→ Exercise requirements
Copy each line that contains the string "name".

(Entries with figure data)

********************

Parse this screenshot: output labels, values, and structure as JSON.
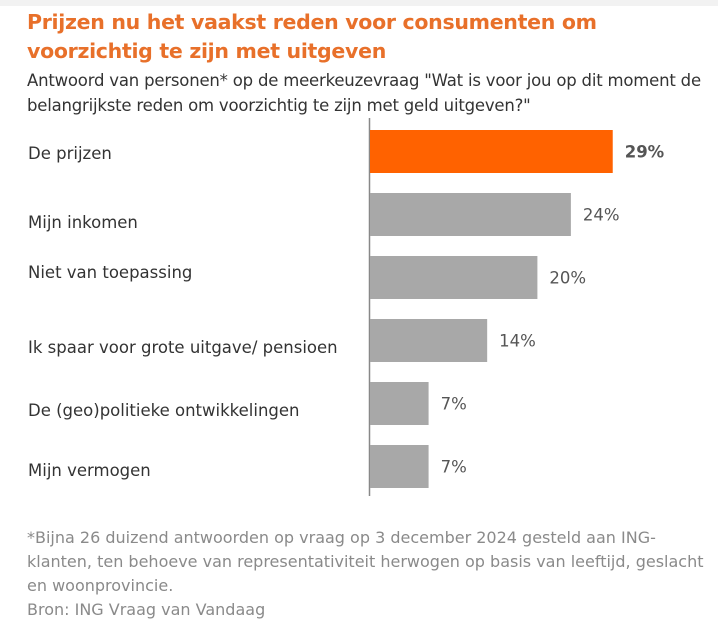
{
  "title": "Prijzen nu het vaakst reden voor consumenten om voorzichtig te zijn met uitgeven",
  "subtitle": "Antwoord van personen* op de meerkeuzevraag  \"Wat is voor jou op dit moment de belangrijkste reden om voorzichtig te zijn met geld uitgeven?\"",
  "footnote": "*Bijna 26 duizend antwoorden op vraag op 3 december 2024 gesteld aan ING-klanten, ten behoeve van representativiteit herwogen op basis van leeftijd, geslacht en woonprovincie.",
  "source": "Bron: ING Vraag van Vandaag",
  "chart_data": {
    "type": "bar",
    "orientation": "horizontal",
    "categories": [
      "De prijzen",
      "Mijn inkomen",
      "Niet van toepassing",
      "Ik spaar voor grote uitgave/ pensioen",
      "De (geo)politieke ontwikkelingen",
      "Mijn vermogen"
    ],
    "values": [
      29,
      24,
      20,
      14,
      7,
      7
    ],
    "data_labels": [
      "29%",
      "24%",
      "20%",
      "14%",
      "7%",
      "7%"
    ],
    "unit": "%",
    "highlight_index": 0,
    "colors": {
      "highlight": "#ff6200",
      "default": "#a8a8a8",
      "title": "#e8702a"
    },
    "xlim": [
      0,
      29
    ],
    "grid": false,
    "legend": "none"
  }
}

********************

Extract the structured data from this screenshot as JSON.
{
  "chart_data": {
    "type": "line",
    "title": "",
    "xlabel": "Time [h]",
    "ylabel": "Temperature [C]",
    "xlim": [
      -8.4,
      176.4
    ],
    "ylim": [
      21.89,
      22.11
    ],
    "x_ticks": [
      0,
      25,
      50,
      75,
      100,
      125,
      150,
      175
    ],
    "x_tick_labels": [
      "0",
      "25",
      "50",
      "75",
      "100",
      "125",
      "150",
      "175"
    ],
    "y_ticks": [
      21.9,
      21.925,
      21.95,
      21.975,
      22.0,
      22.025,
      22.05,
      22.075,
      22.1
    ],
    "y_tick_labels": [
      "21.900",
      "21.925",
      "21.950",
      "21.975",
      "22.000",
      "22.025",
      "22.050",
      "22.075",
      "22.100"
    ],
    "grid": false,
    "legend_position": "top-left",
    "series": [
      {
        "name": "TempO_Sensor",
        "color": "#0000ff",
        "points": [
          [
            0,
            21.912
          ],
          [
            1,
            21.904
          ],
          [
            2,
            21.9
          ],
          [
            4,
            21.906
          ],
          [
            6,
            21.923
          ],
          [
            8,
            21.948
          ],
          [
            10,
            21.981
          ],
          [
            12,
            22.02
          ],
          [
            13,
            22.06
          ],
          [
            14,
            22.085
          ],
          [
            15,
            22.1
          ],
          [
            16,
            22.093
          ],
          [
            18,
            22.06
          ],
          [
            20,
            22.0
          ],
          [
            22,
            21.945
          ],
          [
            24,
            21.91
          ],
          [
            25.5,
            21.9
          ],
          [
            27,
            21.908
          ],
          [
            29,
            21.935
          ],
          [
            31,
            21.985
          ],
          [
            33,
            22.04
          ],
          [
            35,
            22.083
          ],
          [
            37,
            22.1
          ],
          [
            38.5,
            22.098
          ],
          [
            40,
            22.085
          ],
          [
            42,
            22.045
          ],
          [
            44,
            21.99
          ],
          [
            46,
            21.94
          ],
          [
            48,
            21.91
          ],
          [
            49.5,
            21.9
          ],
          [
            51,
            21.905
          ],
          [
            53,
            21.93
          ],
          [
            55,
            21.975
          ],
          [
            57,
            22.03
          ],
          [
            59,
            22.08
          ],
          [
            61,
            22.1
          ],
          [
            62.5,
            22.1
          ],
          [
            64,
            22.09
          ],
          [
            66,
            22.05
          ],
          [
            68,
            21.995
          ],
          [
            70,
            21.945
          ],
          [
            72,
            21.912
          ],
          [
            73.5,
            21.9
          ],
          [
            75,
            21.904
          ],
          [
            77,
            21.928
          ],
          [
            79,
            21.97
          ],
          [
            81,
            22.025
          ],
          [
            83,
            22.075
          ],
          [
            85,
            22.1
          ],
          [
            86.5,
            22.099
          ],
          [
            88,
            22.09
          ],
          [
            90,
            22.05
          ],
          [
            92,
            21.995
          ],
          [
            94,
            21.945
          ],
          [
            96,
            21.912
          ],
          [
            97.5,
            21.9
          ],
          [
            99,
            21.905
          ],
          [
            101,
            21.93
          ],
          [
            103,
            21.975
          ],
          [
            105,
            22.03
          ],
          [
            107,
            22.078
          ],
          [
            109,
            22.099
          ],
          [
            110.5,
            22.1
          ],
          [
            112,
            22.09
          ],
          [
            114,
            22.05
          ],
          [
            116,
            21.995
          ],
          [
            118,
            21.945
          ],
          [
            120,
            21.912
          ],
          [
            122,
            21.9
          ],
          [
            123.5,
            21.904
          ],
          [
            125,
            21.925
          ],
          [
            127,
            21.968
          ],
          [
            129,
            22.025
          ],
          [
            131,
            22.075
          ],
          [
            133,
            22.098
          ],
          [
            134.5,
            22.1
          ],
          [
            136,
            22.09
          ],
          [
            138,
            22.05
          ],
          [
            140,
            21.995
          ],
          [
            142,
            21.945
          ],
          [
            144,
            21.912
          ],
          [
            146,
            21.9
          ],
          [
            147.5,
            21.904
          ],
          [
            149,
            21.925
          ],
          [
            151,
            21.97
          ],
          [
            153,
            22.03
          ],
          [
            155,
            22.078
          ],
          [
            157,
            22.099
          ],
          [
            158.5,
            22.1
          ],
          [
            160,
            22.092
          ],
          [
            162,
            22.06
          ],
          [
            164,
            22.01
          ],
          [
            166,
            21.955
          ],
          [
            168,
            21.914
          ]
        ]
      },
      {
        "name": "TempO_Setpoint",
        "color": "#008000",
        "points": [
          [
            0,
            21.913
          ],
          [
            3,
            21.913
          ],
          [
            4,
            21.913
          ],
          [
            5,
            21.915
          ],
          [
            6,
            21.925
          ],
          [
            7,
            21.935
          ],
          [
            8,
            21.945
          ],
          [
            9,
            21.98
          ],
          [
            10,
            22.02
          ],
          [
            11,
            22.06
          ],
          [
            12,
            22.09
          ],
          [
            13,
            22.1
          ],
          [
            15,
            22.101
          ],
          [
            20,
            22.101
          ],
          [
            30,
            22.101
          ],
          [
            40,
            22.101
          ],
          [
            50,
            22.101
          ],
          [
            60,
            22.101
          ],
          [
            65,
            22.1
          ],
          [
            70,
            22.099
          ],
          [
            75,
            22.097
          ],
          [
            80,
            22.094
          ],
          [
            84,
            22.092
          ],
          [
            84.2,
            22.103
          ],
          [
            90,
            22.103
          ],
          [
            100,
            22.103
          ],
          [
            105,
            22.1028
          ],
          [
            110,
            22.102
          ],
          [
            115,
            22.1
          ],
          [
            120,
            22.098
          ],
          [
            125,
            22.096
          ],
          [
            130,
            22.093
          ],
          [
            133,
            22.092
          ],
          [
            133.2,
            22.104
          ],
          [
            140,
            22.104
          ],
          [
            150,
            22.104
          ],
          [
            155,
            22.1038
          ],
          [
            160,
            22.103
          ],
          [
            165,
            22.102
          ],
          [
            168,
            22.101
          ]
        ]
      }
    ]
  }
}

********************

→ Final result
        "name": "TempO_Sensor",
        "name": "TempO_Setpoint",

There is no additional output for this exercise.